* [Task details]:
Count how many lines below contain the word "grid", then give that number alone.
--- Start Record set ---
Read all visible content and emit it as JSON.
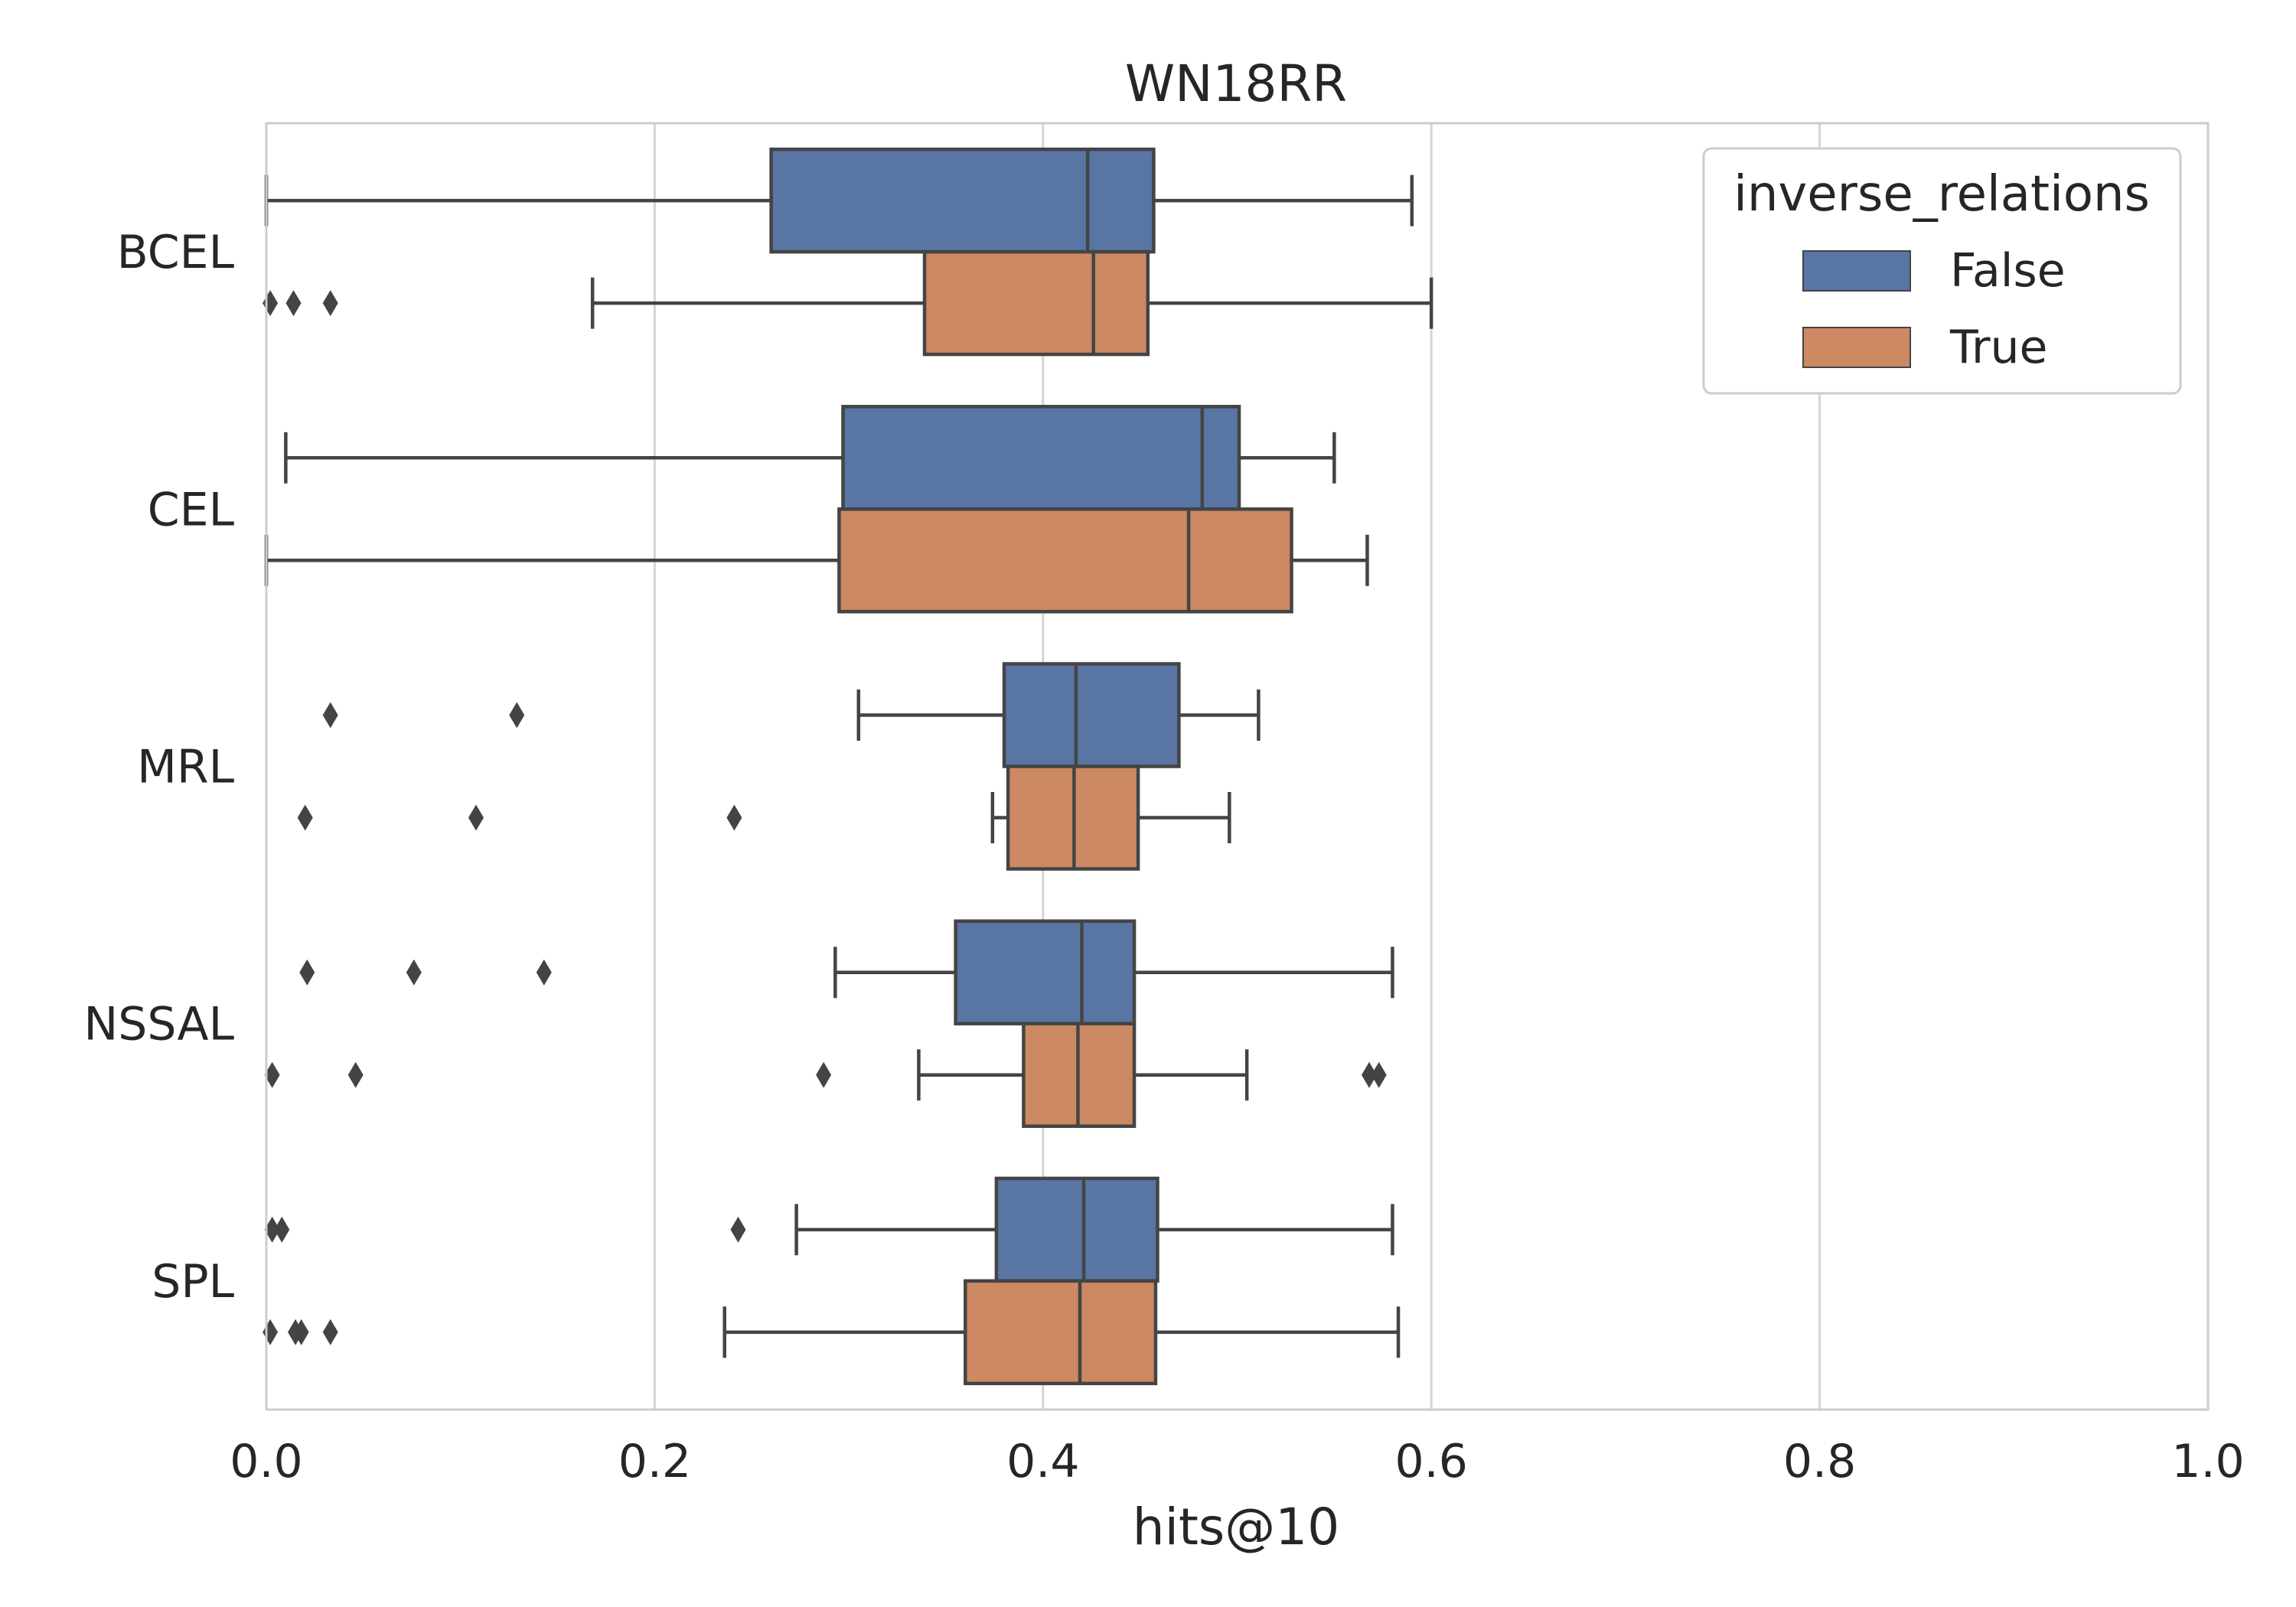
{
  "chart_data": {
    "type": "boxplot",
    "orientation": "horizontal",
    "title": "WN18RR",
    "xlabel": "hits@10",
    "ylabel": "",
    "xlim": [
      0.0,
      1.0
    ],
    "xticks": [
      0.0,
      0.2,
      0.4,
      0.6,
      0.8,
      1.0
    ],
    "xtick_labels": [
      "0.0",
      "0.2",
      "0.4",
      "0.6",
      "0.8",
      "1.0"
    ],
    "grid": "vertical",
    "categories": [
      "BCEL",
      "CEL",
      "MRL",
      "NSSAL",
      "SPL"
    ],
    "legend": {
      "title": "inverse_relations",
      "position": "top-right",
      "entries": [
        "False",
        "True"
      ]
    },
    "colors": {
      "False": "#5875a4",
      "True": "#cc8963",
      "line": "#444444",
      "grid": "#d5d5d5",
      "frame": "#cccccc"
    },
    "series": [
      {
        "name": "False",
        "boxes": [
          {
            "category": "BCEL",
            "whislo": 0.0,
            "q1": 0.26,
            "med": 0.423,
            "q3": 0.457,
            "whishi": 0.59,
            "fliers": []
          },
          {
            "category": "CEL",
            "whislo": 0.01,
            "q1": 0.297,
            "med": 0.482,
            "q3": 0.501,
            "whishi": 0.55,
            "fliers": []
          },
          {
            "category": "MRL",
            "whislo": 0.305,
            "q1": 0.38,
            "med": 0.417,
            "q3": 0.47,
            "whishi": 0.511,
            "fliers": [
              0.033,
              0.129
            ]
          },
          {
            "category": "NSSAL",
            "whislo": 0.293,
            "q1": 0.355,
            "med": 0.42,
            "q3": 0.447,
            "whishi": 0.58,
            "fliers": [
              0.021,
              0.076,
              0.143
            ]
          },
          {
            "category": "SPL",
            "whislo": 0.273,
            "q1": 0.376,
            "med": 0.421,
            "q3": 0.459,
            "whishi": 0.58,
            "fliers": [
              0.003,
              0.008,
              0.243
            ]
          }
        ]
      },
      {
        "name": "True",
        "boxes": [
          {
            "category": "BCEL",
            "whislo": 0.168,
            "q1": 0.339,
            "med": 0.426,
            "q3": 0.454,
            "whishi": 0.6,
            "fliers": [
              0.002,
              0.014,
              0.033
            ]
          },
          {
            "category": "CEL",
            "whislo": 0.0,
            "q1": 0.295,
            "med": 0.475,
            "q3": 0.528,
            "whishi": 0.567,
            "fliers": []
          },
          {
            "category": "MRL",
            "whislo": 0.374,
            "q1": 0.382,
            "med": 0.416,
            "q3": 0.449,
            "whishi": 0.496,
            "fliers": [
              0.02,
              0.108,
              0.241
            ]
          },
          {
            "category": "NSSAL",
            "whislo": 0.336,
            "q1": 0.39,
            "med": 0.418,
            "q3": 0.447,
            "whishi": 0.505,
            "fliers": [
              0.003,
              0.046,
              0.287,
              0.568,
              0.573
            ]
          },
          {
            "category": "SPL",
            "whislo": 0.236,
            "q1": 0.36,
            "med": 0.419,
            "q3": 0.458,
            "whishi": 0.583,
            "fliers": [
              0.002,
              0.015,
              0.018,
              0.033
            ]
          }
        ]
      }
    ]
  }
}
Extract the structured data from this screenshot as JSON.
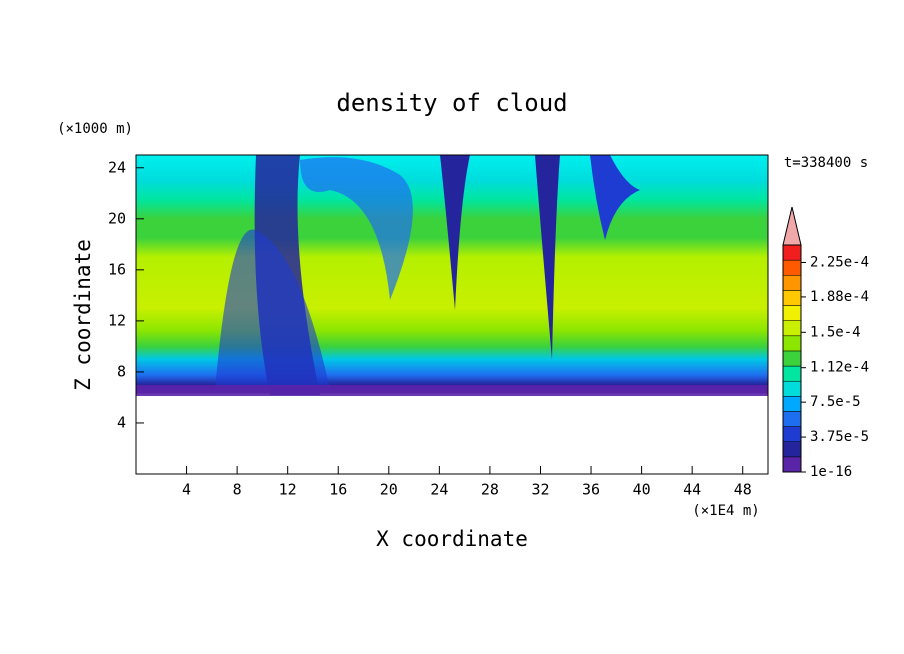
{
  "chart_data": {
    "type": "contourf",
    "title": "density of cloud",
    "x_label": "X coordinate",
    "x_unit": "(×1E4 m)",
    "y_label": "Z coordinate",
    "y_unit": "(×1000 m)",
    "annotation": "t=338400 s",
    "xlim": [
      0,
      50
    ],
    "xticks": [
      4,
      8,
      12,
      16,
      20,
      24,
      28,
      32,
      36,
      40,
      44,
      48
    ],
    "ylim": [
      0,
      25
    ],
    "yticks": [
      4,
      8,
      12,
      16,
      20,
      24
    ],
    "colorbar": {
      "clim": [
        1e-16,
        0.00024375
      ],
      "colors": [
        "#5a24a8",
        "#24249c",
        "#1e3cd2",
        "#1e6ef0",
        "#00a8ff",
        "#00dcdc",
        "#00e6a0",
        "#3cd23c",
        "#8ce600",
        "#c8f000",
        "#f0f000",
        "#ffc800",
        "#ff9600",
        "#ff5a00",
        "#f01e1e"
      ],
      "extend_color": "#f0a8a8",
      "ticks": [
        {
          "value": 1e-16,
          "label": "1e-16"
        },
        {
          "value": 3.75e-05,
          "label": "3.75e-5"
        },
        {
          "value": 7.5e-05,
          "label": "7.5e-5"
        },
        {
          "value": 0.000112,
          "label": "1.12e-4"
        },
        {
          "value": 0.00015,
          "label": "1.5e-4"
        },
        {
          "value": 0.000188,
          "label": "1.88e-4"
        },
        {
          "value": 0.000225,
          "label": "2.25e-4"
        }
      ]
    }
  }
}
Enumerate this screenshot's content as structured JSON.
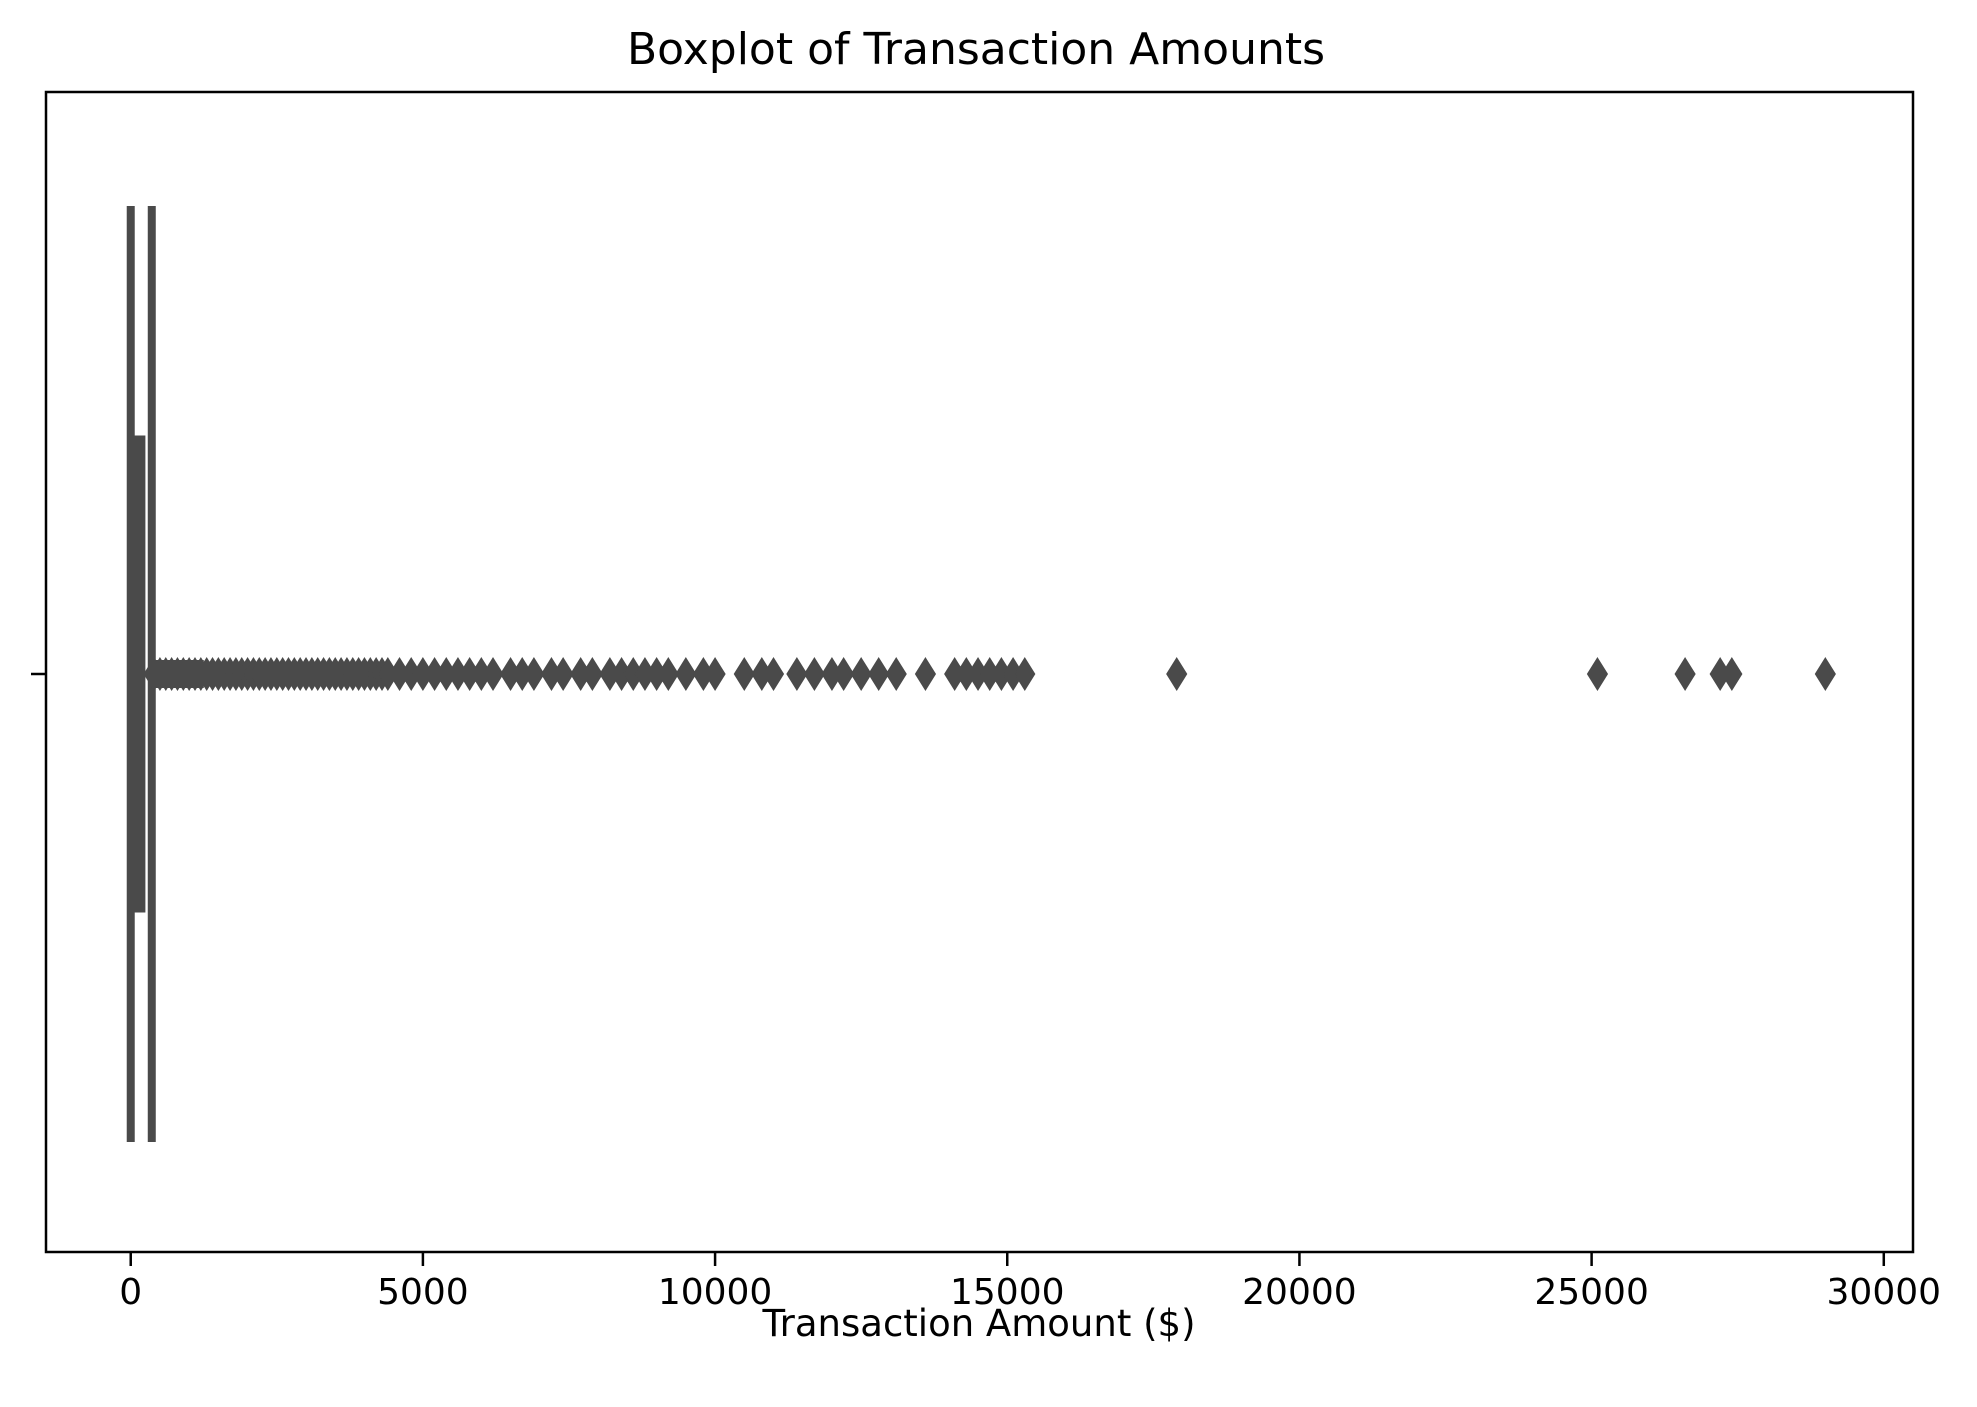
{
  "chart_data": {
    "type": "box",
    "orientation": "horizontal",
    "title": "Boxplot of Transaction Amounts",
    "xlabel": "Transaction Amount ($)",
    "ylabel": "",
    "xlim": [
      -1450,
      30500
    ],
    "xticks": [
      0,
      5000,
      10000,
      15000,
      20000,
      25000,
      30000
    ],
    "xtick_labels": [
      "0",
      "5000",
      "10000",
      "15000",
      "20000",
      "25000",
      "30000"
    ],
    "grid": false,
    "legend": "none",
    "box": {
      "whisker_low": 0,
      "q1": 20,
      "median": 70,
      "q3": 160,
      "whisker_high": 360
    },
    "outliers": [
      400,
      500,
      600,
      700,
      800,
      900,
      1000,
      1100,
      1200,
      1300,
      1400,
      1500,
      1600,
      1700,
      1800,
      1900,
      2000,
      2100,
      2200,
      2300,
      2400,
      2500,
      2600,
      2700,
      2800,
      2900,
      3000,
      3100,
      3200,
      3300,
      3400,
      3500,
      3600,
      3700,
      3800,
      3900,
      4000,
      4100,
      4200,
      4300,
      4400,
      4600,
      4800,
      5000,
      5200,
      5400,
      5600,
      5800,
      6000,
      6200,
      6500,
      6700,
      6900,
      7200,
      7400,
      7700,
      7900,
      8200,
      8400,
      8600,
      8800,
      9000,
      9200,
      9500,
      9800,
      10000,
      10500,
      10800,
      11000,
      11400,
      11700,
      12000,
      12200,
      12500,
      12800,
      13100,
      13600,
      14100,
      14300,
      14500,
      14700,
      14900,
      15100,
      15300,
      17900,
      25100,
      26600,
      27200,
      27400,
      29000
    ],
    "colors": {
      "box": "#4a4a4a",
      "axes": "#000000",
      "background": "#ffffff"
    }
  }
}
--- End Record set ---
* [Output for this exercise]:
3